*Exercise aim*
Read the records and write them out again exactly.

** start Data for this task **

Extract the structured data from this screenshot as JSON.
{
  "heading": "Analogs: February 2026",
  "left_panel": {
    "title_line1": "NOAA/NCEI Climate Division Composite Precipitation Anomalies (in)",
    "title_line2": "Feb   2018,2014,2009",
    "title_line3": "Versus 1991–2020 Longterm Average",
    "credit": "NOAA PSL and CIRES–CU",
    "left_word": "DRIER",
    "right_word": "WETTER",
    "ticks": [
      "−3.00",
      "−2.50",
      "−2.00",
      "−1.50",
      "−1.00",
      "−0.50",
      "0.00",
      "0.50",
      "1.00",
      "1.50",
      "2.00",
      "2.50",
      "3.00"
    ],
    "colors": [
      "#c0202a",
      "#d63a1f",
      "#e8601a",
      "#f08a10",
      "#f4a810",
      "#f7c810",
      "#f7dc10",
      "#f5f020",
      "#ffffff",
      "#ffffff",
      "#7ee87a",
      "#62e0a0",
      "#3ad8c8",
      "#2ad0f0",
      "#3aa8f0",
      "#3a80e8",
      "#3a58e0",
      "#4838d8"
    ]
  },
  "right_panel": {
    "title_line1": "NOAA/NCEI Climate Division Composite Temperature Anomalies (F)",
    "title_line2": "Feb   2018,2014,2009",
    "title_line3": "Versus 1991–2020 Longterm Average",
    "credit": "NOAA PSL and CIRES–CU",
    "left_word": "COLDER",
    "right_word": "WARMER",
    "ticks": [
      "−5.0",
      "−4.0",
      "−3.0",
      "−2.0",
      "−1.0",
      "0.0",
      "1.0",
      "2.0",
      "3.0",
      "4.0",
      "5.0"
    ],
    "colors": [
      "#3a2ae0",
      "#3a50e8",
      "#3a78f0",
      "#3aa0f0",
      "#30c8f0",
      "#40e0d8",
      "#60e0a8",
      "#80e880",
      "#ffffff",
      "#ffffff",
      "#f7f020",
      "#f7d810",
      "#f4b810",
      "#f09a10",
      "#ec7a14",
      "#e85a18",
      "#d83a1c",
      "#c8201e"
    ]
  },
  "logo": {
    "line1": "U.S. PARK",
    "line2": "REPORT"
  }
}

** end Data for this task **

*Final result*
Extract the structured data from this screenshot as JSON.
{
  "heading": "Analogs: February 2026",
  "left_panel": {
    "title_line1": "NOAA/NCEI Climate Division Composite Precipitation Anomalies (in)",
    "title_line2": "Feb   2018,2014,2009",
    "title_line3": "Versus 1991–2020 Longterm Average",
    "credit": "NOAA PSL and CIRES–CU",
    "left_word": "DRIER",
    "right_word": "WETTER",
    "ticks": [
      "−3.00",
      "−2.50",
      "−2.00",
      "−1.50",
      "−1.00",
      "−0.50",
      "0.00",
      "0.50",
      "1.00",
      "1.50",
      "2.00",
      "2.50",
      "3.00"
    ],
    "colors": [
      "#c0202a",
      "#d63a1f",
      "#e8601a",
      "#f08a10",
      "#f4a810",
      "#f7c810",
      "#f7dc10",
      "#f5f020",
      "#ffffff",
      "#ffffff",
      "#7ee87a",
      "#62e0a0",
      "#3ad8c8",
      "#2ad0f0",
      "#3aa8f0",
      "#3a80e8",
      "#3a58e0",
      "#4838d8"
    ]
  },
  "right_panel": {
    "title_line1": "NOAA/NCEI Climate Division Composite Temperature Anomalies (F)",
    "title_line2": "Feb   2018,2014,2009",
    "title_line3": "Versus 1991–2020 Longterm Average",
    "credit": "NOAA PSL and CIRES–CU",
    "left_word": "COLDER",
    "right_word": "WARMER",
    "ticks": [
      "−5.0",
      "−4.0",
      "−3.0",
      "−2.0",
      "−1.0",
      "0.0",
      "1.0",
      "2.0",
      "3.0",
      "4.0",
      "5.0"
    ],
    "colors": [
      "#3a2ae0",
      "#3a50e8",
      "#3a78f0",
      "#3aa0f0",
      "#30c8f0",
      "#40e0d8",
      "#60e0a8",
      "#80e880",
      "#ffffff",
      "#ffffff",
      "#f7f020",
      "#f7d810",
      "#f4b810",
      "#f09a10",
      "#ec7a14",
      "#e85a18",
      "#d83a1c",
      "#c8201e"
    ]
  },
  "logo": {
    "line1": "U.S. PARK",
    "line2": "REPORT"
  }
}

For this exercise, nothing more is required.